**AIM**
Copy the data below exactly, omitting any picture it contains.
═════ INFORMATION SUPPLIED
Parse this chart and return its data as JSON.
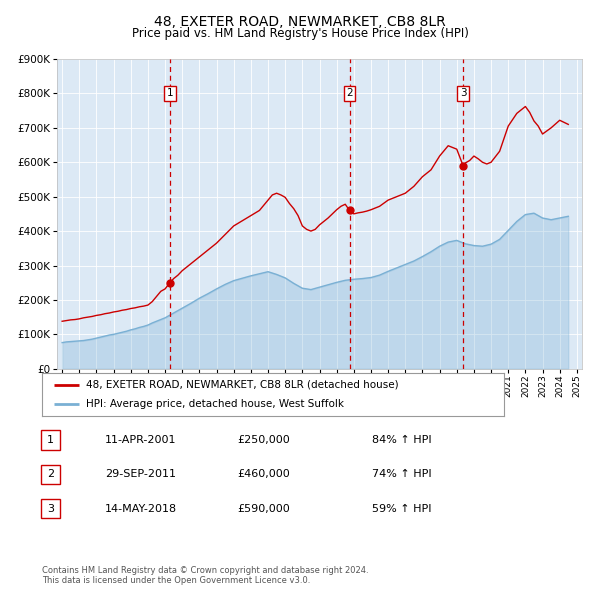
{
  "title": "48, EXETER ROAD, NEWMARKET, CB8 8LR",
  "subtitle": "Price paid vs. HM Land Registry's House Price Index (HPI)",
  "title_fontsize": 10,
  "subtitle_fontsize": 8.5,
  "background_color": "#ffffff",
  "plot_bg_color": "#dce9f5",
  "grid_color": "#ffffff",
  "ylim": [
    0,
    900000
  ],
  "yticks": [
    0,
    100000,
    200000,
    300000,
    400000,
    500000,
    600000,
    700000,
    800000,
    900000
  ],
  "sale_color": "#cc0000",
  "hpi_color": "#7ab0d4",
  "vline_color": "#cc0000",
  "sale_marker_color": "#cc0000",
  "transaction_label_border": "#cc0000",
  "sale_points": [
    {
      "year": 2001.28,
      "price": 250000,
      "label": "1"
    },
    {
      "year": 2011.75,
      "price": 460000,
      "label": "2"
    },
    {
      "year": 2018.37,
      "price": 590000,
      "label": "3"
    }
  ],
  "vlines": [
    2001.28,
    2011.75,
    2018.37
  ],
  "legend_sale_label": "48, EXETER ROAD, NEWMARKET, CB8 8LR (detached house)",
  "legend_hpi_label": "HPI: Average price, detached house, West Suffolk",
  "table_rows": [
    {
      "num": "1",
      "date": "11-APR-2001",
      "price": "£250,000",
      "pct": "84% ↑ HPI"
    },
    {
      "num": "2",
      "date": "29-SEP-2011",
      "price": "£460,000",
      "pct": "74% ↑ HPI"
    },
    {
      "num": "3",
      "date": "14-MAY-2018",
      "price": "£590,000",
      "pct": "59% ↑ HPI"
    }
  ],
  "footnote": "Contains HM Land Registry data © Crown copyright and database right 2024.\nThis data is licensed under the Open Government Licence v3.0.",
  "sale_line_x": [
    1995.0,
    1995.25,
    1995.5,
    1995.75,
    1996.0,
    1996.25,
    1996.5,
    1996.75,
    1997.0,
    1997.25,
    1997.5,
    1997.75,
    1998.0,
    1998.25,
    1998.5,
    1998.75,
    1999.0,
    1999.25,
    1999.5,
    1999.75,
    2000.0,
    2000.25,
    2000.5,
    2000.75,
    2001.0,
    2001.28,
    2001.5,
    2001.75,
    2002.0,
    2002.5,
    2003.0,
    2003.5,
    2004.0,
    2004.5,
    2005.0,
    2005.5,
    2006.0,
    2006.5,
    2007.0,
    2007.25,
    2007.5,
    2007.75,
    2008.0,
    2008.25,
    2008.5,
    2008.75,
    2009.0,
    2009.25,
    2009.5,
    2009.75,
    2010.0,
    2010.25,
    2010.5,
    2010.75,
    2011.0,
    2011.25,
    2011.5,
    2011.75,
    2012.0,
    2012.25,
    2012.5,
    2012.75,
    2013.0,
    2013.5,
    2014.0,
    2014.5,
    2015.0,
    2015.5,
    2016.0,
    2016.5,
    2017.0,
    2017.5,
    2018.0,
    2018.37,
    2018.5,
    2018.75,
    2019.0,
    2019.25,
    2019.5,
    2019.75,
    2020.0,
    2020.5,
    2021.0,
    2021.5,
    2022.0,
    2022.25,
    2022.5,
    2022.75,
    2023.0,
    2023.5,
    2024.0,
    2024.5
  ],
  "sale_line_y": [
    138000,
    140000,
    142000,
    143000,
    145000,
    148000,
    150000,
    152000,
    155000,
    157000,
    160000,
    162000,
    165000,
    167000,
    170000,
    172000,
    175000,
    177000,
    180000,
    182000,
    185000,
    195000,
    210000,
    225000,
    232000,
    250000,
    262000,
    272000,
    285000,
    305000,
    325000,
    345000,
    365000,
    390000,
    415000,
    430000,
    445000,
    460000,
    490000,
    505000,
    510000,
    505000,
    498000,
    480000,
    465000,
    445000,
    415000,
    405000,
    400000,
    405000,
    418000,
    428000,
    438000,
    450000,
    462000,
    472000,
    478000,
    460000,
    450000,
    453000,
    455000,
    458000,
    462000,
    472000,
    490000,
    500000,
    510000,
    530000,
    558000,
    578000,
    618000,
    648000,
    638000,
    590000,
    598000,
    605000,
    618000,
    610000,
    600000,
    595000,
    600000,
    632000,
    705000,
    742000,
    762000,
    745000,
    720000,
    705000,
    682000,
    700000,
    722000,
    710000
  ],
  "hpi_line_x": [
    1995.0,
    1995.25,
    1995.5,
    1995.75,
    1996.0,
    1996.25,
    1996.5,
    1996.75,
    1997.0,
    1997.25,
    1997.5,
    1997.75,
    1998.0,
    1998.25,
    1998.5,
    1998.75,
    1999.0,
    1999.25,
    1999.5,
    1999.75,
    2000.0,
    2000.25,
    2000.5,
    2000.75,
    2001.0,
    2001.5,
    2002.0,
    2002.5,
    2003.0,
    2003.5,
    2004.0,
    2004.5,
    2005.0,
    2005.5,
    2006.0,
    2006.5,
    2007.0,
    2007.5,
    2008.0,
    2008.5,
    2009.0,
    2009.5,
    2010.0,
    2010.5,
    2011.0,
    2011.5,
    2012.0,
    2012.5,
    2013.0,
    2013.5,
    2014.0,
    2014.5,
    2015.0,
    2015.5,
    2016.0,
    2016.5,
    2017.0,
    2017.5,
    2018.0,
    2018.5,
    2019.0,
    2019.5,
    2020.0,
    2020.5,
    2021.0,
    2021.5,
    2022.0,
    2022.5,
    2023.0,
    2023.5,
    2024.0,
    2024.5
  ],
  "hpi_line_y": [
    76000,
    78000,
    79000,
    80000,
    81000,
    82000,
    84000,
    86000,
    89000,
    92000,
    95000,
    98000,
    100000,
    103000,
    106000,
    109000,
    113000,
    116000,
    120000,
    123000,
    127000,
    133000,
    138000,
    143000,
    148000,
    162000,
    176000,
    190000,
    205000,
    218000,
    232000,
    245000,
    256000,
    263000,
    270000,
    276000,
    282000,
    274000,
    264000,
    248000,
    234000,
    230000,
    237000,
    244000,
    251000,
    257000,
    260000,
    262000,
    265000,
    272000,
    283000,
    293000,
    303000,
    313000,
    326000,
    340000,
    356000,
    368000,
    373000,
    363000,
    358000,
    356000,
    362000,
    376000,
    402000,
    428000,
    448000,
    452000,
    438000,
    433000,
    438000,
    443000
  ]
}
══════════
**OUTPUT**
Parse this chart and return its data as JSON.
{
  "title": "48, EXETER ROAD, NEWMARKET, CB8 8LR",
  "subtitle": "Price paid vs. HM Land Registry's House Price Index (HPI)",
  "title_fontsize": 10,
  "subtitle_fontsize": 8.5,
  "background_color": "#ffffff",
  "plot_bg_color": "#dce9f5",
  "grid_color": "#ffffff",
  "ylim": [
    0,
    900000
  ],
  "yticks": [
    0,
    100000,
    200000,
    300000,
    400000,
    500000,
    600000,
    700000,
    800000,
    900000
  ],
  "sale_color": "#cc0000",
  "hpi_color": "#7ab0d4",
  "vline_color": "#cc0000",
  "sale_marker_color": "#cc0000",
  "transaction_label_border": "#cc0000",
  "sale_points": [
    {
      "year": 2001.28,
      "price": 250000,
      "label": "1"
    },
    {
      "year": 2011.75,
      "price": 460000,
      "label": "2"
    },
    {
      "year": 2018.37,
      "price": 590000,
      "label": "3"
    }
  ],
  "vlines": [
    2001.28,
    2011.75,
    2018.37
  ],
  "legend_sale_label": "48, EXETER ROAD, NEWMARKET, CB8 8LR (detached house)",
  "legend_hpi_label": "HPI: Average price, detached house, West Suffolk",
  "table_rows": [
    {
      "num": "1",
      "date": "11-APR-2001",
      "price": "£250,000",
      "pct": "84% ↑ HPI"
    },
    {
      "num": "2",
      "date": "29-SEP-2011",
      "price": "£460,000",
      "pct": "74% ↑ HPI"
    },
    {
      "num": "3",
      "date": "14-MAY-2018",
      "price": "£590,000",
      "pct": "59% ↑ HPI"
    }
  ],
  "footnote": "Contains HM Land Registry data © Crown copyright and database right 2024.\nThis data is licensed under the Open Government Licence v3.0.",
  "sale_line_x": [
    1995.0,
    1995.25,
    1995.5,
    1995.75,
    1996.0,
    1996.25,
    1996.5,
    1996.75,
    1997.0,
    1997.25,
    1997.5,
    1997.75,
    1998.0,
    1998.25,
    1998.5,
    1998.75,
    1999.0,
    1999.25,
    1999.5,
    1999.75,
    2000.0,
    2000.25,
    2000.5,
    2000.75,
    2001.0,
    2001.28,
    2001.5,
    2001.75,
    2002.0,
    2002.5,
    2003.0,
    2003.5,
    2004.0,
    2004.5,
    2005.0,
    2005.5,
    2006.0,
    2006.5,
    2007.0,
    2007.25,
    2007.5,
    2007.75,
    2008.0,
    2008.25,
    2008.5,
    2008.75,
    2009.0,
    2009.25,
    2009.5,
    2009.75,
    2010.0,
    2010.25,
    2010.5,
    2010.75,
    2011.0,
    2011.25,
    2011.5,
    2011.75,
    2012.0,
    2012.25,
    2012.5,
    2012.75,
    2013.0,
    2013.5,
    2014.0,
    2014.5,
    2015.0,
    2015.5,
    2016.0,
    2016.5,
    2017.0,
    2017.5,
    2018.0,
    2018.37,
    2018.5,
    2018.75,
    2019.0,
    2019.25,
    2019.5,
    2019.75,
    2020.0,
    2020.5,
    2021.0,
    2021.5,
    2022.0,
    2022.25,
    2022.5,
    2022.75,
    2023.0,
    2023.5,
    2024.0,
    2024.5
  ],
  "sale_line_y": [
    138000,
    140000,
    142000,
    143000,
    145000,
    148000,
    150000,
    152000,
    155000,
    157000,
    160000,
    162000,
    165000,
    167000,
    170000,
    172000,
    175000,
    177000,
    180000,
    182000,
    185000,
    195000,
    210000,
    225000,
    232000,
    250000,
    262000,
    272000,
    285000,
    305000,
    325000,
    345000,
    365000,
    390000,
    415000,
    430000,
    445000,
    460000,
    490000,
    505000,
    510000,
    505000,
    498000,
    480000,
    465000,
    445000,
    415000,
    405000,
    400000,
    405000,
    418000,
    428000,
    438000,
    450000,
    462000,
    472000,
    478000,
    460000,
    450000,
    453000,
    455000,
    458000,
    462000,
    472000,
    490000,
    500000,
    510000,
    530000,
    558000,
    578000,
    618000,
    648000,
    638000,
    590000,
    598000,
    605000,
    618000,
    610000,
    600000,
    595000,
    600000,
    632000,
    705000,
    742000,
    762000,
    745000,
    720000,
    705000,
    682000,
    700000,
    722000,
    710000
  ],
  "hpi_line_x": [
    1995.0,
    1995.25,
    1995.5,
    1995.75,
    1996.0,
    1996.25,
    1996.5,
    1996.75,
    1997.0,
    1997.25,
    1997.5,
    1997.75,
    1998.0,
    1998.25,
    1998.5,
    1998.75,
    1999.0,
    1999.25,
    1999.5,
    1999.75,
    2000.0,
    2000.25,
    2000.5,
    2000.75,
    2001.0,
    2001.5,
    2002.0,
    2002.5,
    2003.0,
    2003.5,
    2004.0,
    2004.5,
    2005.0,
    2005.5,
    2006.0,
    2006.5,
    2007.0,
    2007.5,
    2008.0,
    2008.5,
    2009.0,
    2009.5,
    2010.0,
    2010.5,
    2011.0,
    2011.5,
    2012.0,
    2012.5,
    2013.0,
    2013.5,
    2014.0,
    2014.5,
    2015.0,
    2015.5,
    2016.0,
    2016.5,
    2017.0,
    2017.5,
    2018.0,
    2018.5,
    2019.0,
    2019.5,
    2020.0,
    2020.5,
    2021.0,
    2021.5,
    2022.0,
    2022.5,
    2023.0,
    2023.5,
    2024.0,
    2024.5
  ],
  "hpi_line_y": [
    76000,
    78000,
    79000,
    80000,
    81000,
    82000,
    84000,
    86000,
    89000,
    92000,
    95000,
    98000,
    100000,
    103000,
    106000,
    109000,
    113000,
    116000,
    120000,
    123000,
    127000,
    133000,
    138000,
    143000,
    148000,
    162000,
    176000,
    190000,
    205000,
    218000,
    232000,
    245000,
    256000,
    263000,
    270000,
    276000,
    282000,
    274000,
    264000,
    248000,
    234000,
    230000,
    237000,
    244000,
    251000,
    257000,
    260000,
    262000,
    265000,
    272000,
    283000,
    293000,
    303000,
    313000,
    326000,
    340000,
    356000,
    368000,
    373000,
    363000,
    358000,
    356000,
    362000,
    376000,
    402000,
    428000,
    448000,
    452000,
    438000,
    433000,
    438000,
    443000
  ]
}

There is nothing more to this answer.